Requirement
Locate the string "advertiser" throughout the material and copy every line in which it occurs.
——
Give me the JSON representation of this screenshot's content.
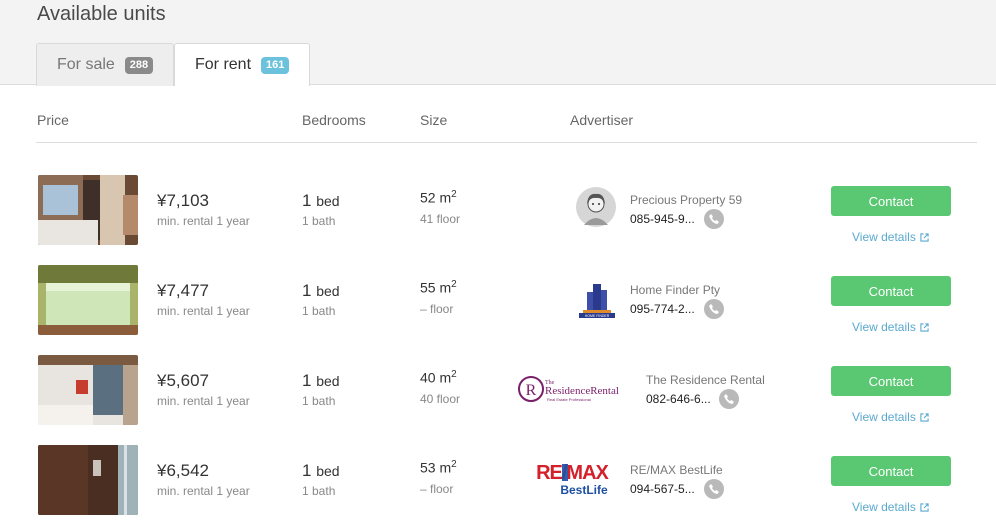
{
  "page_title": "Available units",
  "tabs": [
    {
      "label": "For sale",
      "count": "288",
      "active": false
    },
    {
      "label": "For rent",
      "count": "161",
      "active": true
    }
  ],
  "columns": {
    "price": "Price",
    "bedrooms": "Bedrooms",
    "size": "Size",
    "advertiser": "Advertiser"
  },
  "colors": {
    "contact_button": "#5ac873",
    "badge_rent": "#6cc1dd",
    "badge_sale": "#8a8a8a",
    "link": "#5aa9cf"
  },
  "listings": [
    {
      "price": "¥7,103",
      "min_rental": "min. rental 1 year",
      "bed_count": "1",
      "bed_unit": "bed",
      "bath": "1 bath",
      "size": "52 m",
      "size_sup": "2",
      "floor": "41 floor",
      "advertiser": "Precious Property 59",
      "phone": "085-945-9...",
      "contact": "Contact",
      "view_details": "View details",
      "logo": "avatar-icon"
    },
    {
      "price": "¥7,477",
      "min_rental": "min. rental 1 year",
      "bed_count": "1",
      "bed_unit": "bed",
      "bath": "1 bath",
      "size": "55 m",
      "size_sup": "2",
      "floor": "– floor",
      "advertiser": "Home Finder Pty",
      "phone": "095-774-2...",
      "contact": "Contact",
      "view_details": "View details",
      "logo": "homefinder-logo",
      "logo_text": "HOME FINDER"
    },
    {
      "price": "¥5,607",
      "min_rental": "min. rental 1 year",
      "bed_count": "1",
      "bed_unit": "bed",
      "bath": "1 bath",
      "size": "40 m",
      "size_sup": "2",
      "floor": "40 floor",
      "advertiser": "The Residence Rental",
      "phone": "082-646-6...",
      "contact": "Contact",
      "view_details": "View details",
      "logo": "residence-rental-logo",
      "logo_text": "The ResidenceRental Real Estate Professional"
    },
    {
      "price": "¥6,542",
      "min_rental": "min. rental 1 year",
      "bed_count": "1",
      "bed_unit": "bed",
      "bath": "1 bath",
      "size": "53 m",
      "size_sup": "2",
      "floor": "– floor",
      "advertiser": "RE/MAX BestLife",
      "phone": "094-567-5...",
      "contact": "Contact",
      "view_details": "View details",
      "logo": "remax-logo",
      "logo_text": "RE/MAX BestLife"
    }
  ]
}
——
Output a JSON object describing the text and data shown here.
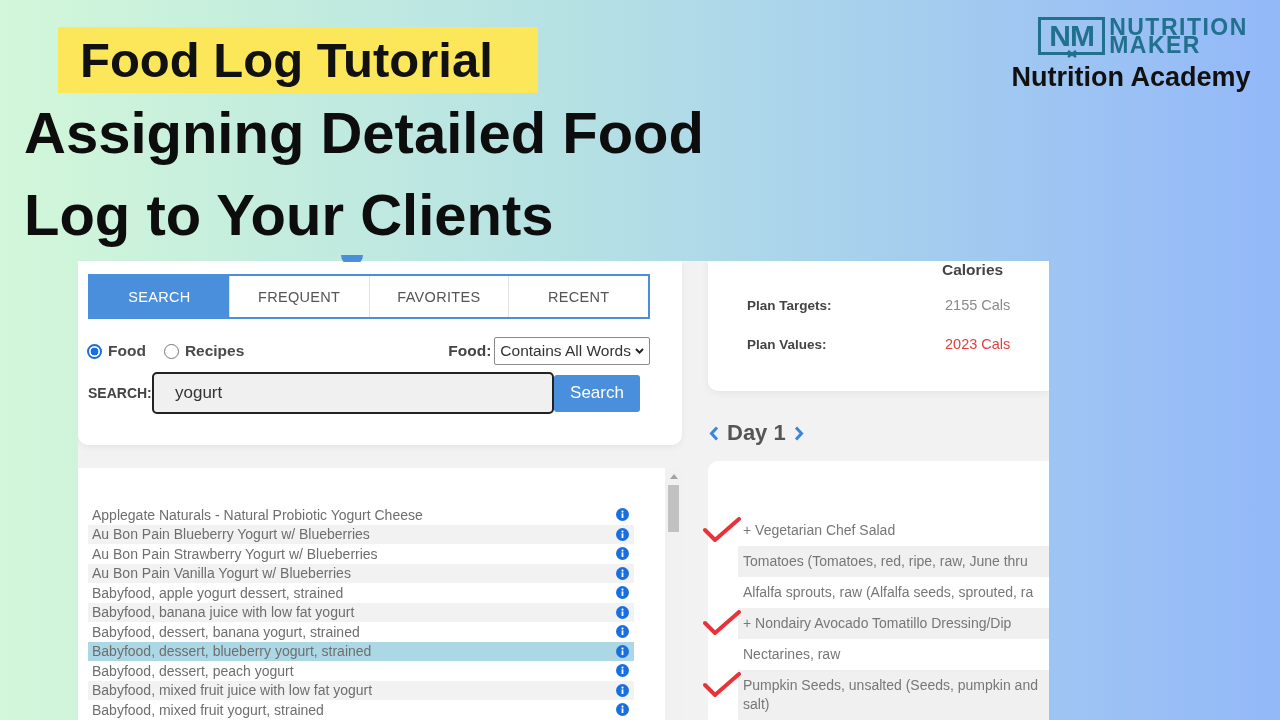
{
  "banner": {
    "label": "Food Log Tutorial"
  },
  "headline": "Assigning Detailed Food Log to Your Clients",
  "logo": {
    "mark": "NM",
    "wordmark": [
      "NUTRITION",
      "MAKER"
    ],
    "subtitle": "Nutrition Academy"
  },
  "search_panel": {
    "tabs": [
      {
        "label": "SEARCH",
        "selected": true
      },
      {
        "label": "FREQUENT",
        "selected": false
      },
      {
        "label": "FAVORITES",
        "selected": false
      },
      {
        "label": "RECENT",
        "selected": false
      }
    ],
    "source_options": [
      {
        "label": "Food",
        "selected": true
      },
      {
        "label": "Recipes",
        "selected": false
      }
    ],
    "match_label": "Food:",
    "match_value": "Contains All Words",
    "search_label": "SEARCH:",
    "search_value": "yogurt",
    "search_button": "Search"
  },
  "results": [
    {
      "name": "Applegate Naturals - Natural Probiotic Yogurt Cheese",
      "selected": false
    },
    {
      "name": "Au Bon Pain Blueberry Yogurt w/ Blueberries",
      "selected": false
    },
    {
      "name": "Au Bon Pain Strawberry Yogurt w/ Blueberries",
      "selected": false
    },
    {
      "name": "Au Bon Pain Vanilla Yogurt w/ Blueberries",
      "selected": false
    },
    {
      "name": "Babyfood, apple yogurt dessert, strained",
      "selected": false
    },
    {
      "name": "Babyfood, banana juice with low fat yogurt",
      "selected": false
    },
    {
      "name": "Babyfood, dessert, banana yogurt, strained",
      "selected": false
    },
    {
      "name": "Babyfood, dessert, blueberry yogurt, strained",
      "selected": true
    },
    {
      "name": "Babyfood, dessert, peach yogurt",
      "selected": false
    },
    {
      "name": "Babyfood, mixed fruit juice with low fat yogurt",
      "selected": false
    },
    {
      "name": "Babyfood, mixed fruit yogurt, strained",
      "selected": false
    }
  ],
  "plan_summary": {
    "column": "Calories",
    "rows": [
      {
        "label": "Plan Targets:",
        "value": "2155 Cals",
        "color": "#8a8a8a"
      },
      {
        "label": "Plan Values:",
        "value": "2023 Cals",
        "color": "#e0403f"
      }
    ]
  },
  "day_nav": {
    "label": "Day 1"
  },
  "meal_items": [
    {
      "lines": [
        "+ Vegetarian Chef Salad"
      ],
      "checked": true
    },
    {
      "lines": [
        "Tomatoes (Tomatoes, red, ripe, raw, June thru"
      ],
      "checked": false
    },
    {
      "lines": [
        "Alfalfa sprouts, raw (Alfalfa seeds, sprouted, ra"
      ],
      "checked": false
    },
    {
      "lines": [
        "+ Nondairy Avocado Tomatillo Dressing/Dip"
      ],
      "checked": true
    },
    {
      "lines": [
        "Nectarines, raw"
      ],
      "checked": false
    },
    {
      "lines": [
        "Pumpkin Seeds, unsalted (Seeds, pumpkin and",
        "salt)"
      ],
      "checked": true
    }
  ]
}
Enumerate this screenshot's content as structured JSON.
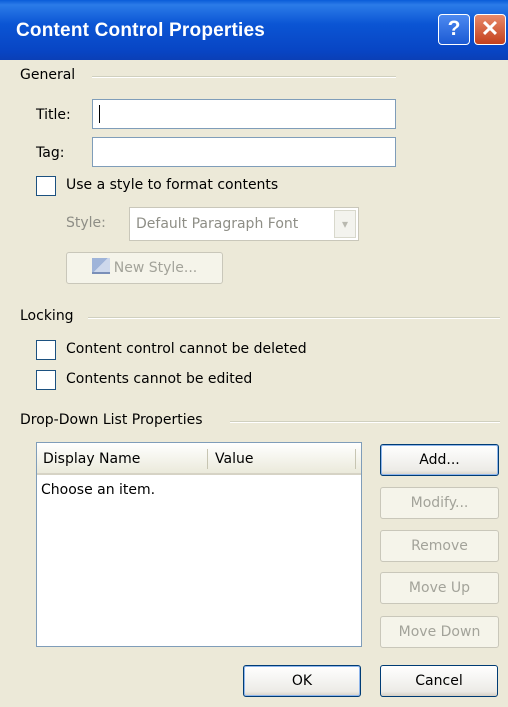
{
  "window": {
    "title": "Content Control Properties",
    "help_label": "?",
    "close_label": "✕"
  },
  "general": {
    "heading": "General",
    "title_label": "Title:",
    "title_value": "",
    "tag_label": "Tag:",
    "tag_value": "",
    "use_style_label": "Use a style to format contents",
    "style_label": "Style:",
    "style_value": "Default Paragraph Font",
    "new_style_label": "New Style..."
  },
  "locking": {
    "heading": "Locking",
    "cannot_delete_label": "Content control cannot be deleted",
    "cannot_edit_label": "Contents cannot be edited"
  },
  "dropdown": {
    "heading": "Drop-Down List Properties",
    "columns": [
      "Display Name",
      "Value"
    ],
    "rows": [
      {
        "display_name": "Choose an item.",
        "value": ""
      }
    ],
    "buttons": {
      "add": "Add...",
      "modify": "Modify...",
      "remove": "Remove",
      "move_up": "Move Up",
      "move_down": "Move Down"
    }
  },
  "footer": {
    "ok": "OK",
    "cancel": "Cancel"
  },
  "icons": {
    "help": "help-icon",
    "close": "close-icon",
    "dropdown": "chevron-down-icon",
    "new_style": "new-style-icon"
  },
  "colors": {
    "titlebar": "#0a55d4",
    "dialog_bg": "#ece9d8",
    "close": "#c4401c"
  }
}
——
Answer to this exercise
    "advertiser": "Advertiser"
      "advertiser": "Precious Property 59",
      "advertiser": "Home Finder Pty",
      "advertiser": "The Residence Rental",
      "advertiser": "RE/MAX BestLife",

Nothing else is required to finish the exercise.